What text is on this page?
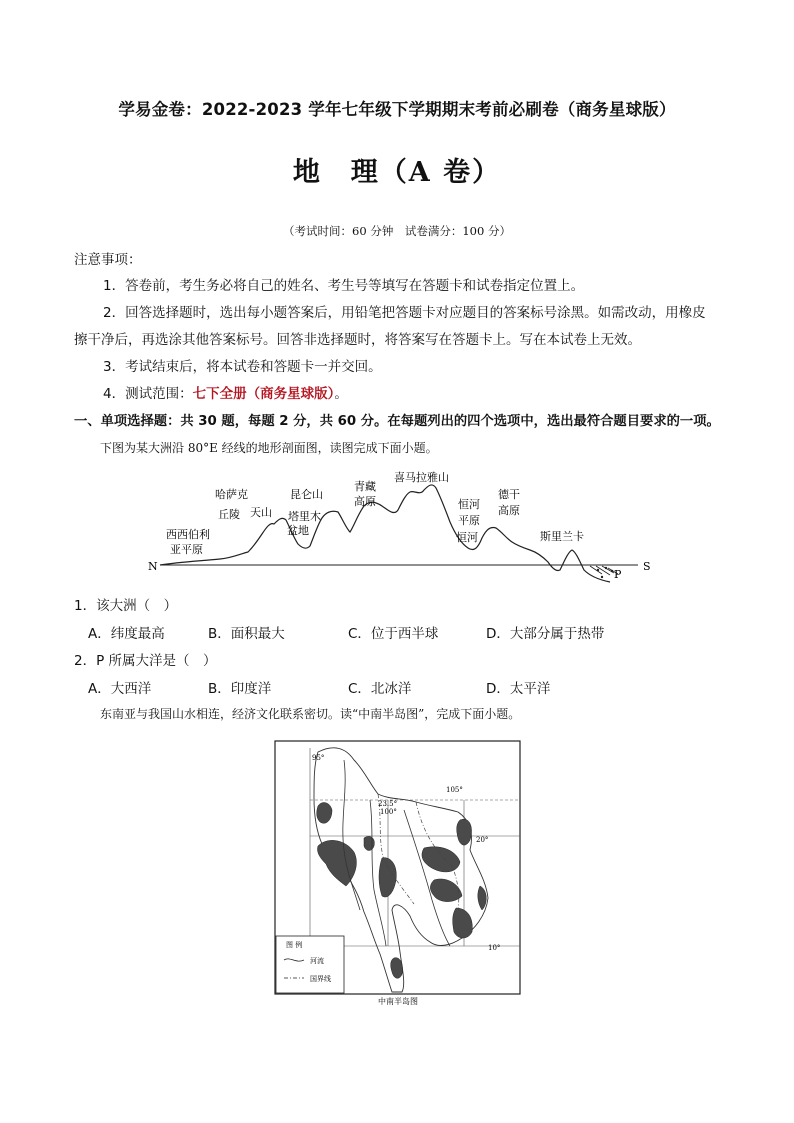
学易金卷：2022-2023 学年七年级下学期期末考前必刷卷（商务星球版）
地　理（A 卷）
（考试时间：60 分钟　试卷满分：100 分）
注意事项：
1．答卷前，考生务必将自己的姓名、考生号等填写在答题卡和试卷指定位置上。
2．回答选择题时，选出每小题答案后，用铅笔把答题卡对应题目的答案标号涂黑。如需改动，用橡皮
擦干净后，再选涂其他答案标号。回答非选择题时，将答案写在答题卡上。写在本试卷上无效。
3．考试结束后，将本试卷和答题卡一并交回。
4．测试范围：七下全册（商务星球版）。
一、单项选择题：共 30 题，每题 2 分，共 60 分。在每题列出的四个选项中，选出最符合题目要求的一项。
下图为某大洲沿 80°E 经线的地形剖面图，读图完成下面小题。
N	S
P
西西伯利
亚平原
哈萨克
丘陵 天山
昆仑山
塔里木
盆地
青藏
高原
喜马拉雅山
恒河
平原
恒河
德干
高原
斯里兰卡
1．该大洲（　）
A．纬度最高	B．面积最大	C．位于西半球	D．大部分属于热带
2．P 所属大洋是（　）
A．大西洋	B．印度洋	C．北冰洋	D．太平洋
东南亚与我国山水相连，经济文化联系密切。读“中南半岛图”，完成下面小题。
95°
23.5°
100°
105°
20°
10°
图 例
河流
国界线
中南半岛图
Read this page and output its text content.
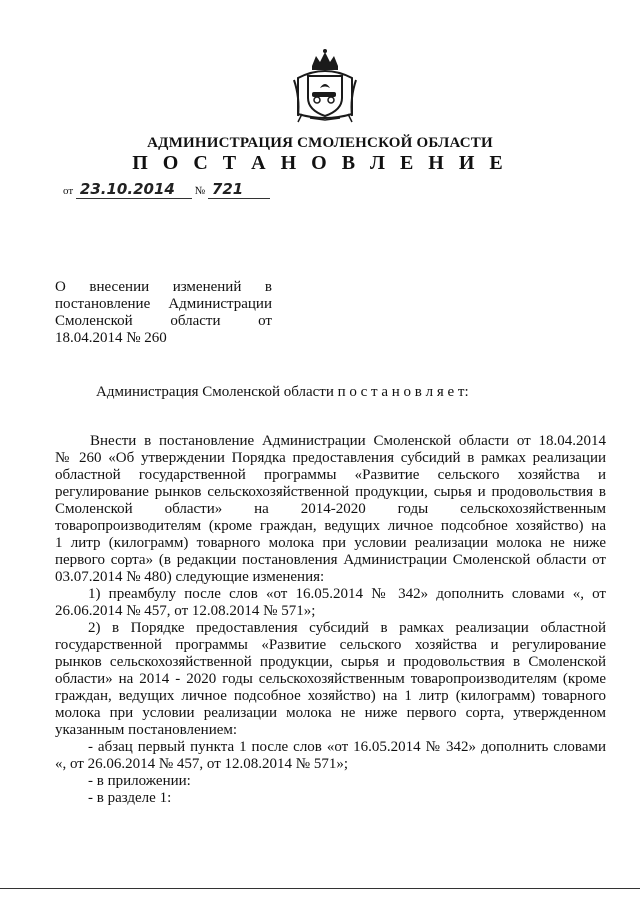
АДМИНИСТРАЦИЯ СМОЛЕНСКОЙ ОБЛАСТИ
П О С Т А Н О В Л Е Н И Е
от 23.10.2014 № 721
О внесении изменений в
постановление Администрации
Смоленской области от
18.04.2014 № 260
Администрация Смоленской области п о с т а н о в л я е т:
Внести в постановление Администрации Смоленской области от 18.04.2014
№ 260 «Об утверждении Порядка предоставления субсидий в рамках реализации
областной государственной программы «Развитие сельского хозяйства и
регулирование рынков сельскохозяйственной продукции, сырья и продовольствия в
Смоленской области» на 2014-2020 годы сельскохозяйственным
товаропроизводителям (кроме граждан, ведущих личное подсобное хозяйство) на
1 литр (килограмм) товарного молока при условии реализации молока не ниже
первого сорта» (в редакции постановления Администрации Смоленской области от
03.07.2014 № 480) следующие изменения:
1) преамбулу после слов «от 16.05.2014 № 342» дополнить словами «, от
26.06.2014 № 457, от 12.08.2014 № 571»;
2) в Порядке предоставления субсидий в рамках реализации областной
государственной программы «Развитие сельского хозяйства и регулирование
рынков сельскохозяйственной продукции, сырья и продовольствия в Смоленской
области» на 2014 - 2020 годы сельскохозяйственным товаропроизводителям (кроме
граждан, ведущих личное подсобное хозяйство) на 1 литр (килограмм) товарного
молока при условии реализации молока не ниже первого сорта, утвержденном
указанным постановлением:
- абзац первый пункта 1 после слов «от 16.05.2014 № 342» дополнить словами
«, от 26.06.2014 № 457, от 12.08.2014 № 571»;
- в приложении:
- в разделе 1:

☆ ☆ ☆

YOUR INSTRUCTIONS
Omit the pictures and give the material again, exactly and in full.

OUTPUT FOR THIS TASK
What text is on this page?
学易金卷：2022-2023 学年七年级下学期期末考前必刷卷（商务星球版）
地　理（A 卷）
（考试时间：60 分钟　试卷满分：100 分）
注意事项：
1．答卷前，考生务必将自己的姓名、考生号等填写在答题卡和试卷指定位置上。
2．回答选择题时，选出每小题答案后，用铅笔把答题卡对应题目的答案标号涂黑。如需改动，用橡皮
擦干净后，再选涂其他答案标号。回答非选择题时，将答案写在答题卡上。写在本试卷上无效。
3．考试结束后，将本试卷和答题卡一并交回。
4．测试范围：七下全册（商务星球版）。
一、单项选择题：共 30 题，每题 2 分，共 60 分。在每题列出的四个选项中，选出最符合题目要求的一项。
下图为某大洲沿 80°E 经线的地形剖面图，读图完成下面小题。
N	S
P
西西伯利
亚平原
哈萨克
丘陵 天山
昆仑山
塔里木
盆地
青藏
高原
喜马拉雅山
恒河
平原
恒河
德干
高原
斯里兰卡
1．该大洲（　）
A．纬度最高	B．面积最大	C．位于西半球	D．大部分属于热带
2．P 所属大洋是（　）
A．大西洋	B．印度洋	C．北冰洋	D．太平洋
东南亚与我国山水相连，经济文化联系密切。读“中南半岛图”，完成下面小题。
95°
23.5°
100°
105°
20°
10°
图 例
河流
国界线
中南半岛图
Read this page and output its text content.
АДМИНИСТРАЦИЯ СМОЛЕНСКОЙ ОБЛАСТИ
П О С Т А Н О В Л Е Н И Е
от 23.10.2014 № 721
О внесении изменений в
постановление Администрации
Смоленской области от
18.04.2014 № 260
Администрация Смоленской области п о с т а н о в л я е т:
Внести в постановление Администрации Смоленской области от 18.04.2014
№ 260 «Об утверждении Порядка предоставления субсидий в рамках реализации
областной государственной программы «Развитие сельского хозяйства и
регулирование рынков сельскохозяйственной продукции, сырья и продовольствия в
Смоленской области» на 2014-2020 годы сельскохозяйственным
товаропроизводителям (кроме граждан, ведущих личное подсобное хозяйство) на
1 литр (килограмм) товарного молока при условии реализации молока не ниже
первого сорта» (в редакции постановления Администрации Смоленской области от
03.07.2014 № 480) следующие изменения:
1) преамбулу после слов «от 16.05.2014 № 342» дополнить словами «, от
26.06.2014 № 457, от 12.08.2014 № 571»;
2) в Порядке предоставления субсидий в рамках реализации областной
государственной программы «Развитие сельского хозяйства и регулирование
рынков сельскохозяйственной продукции, сырья и продовольствия в Смоленской
области» на 2014 - 2020 годы сельскохозяйственным товаропроизводителям (кроме
граждан, ведущих личное подсобное хозяйство) на 1 литр (килограмм) товарного
молока при условии реализации молока не ниже первого сорта, утвержденном
указанным постановлением:
- абзац первый пункта 1 после слов «от 16.05.2014 № 342» дополнить словами
«, от 26.06.2014 № 457, от 12.08.2014 № 571»;
- в приложении:
- в разделе 1:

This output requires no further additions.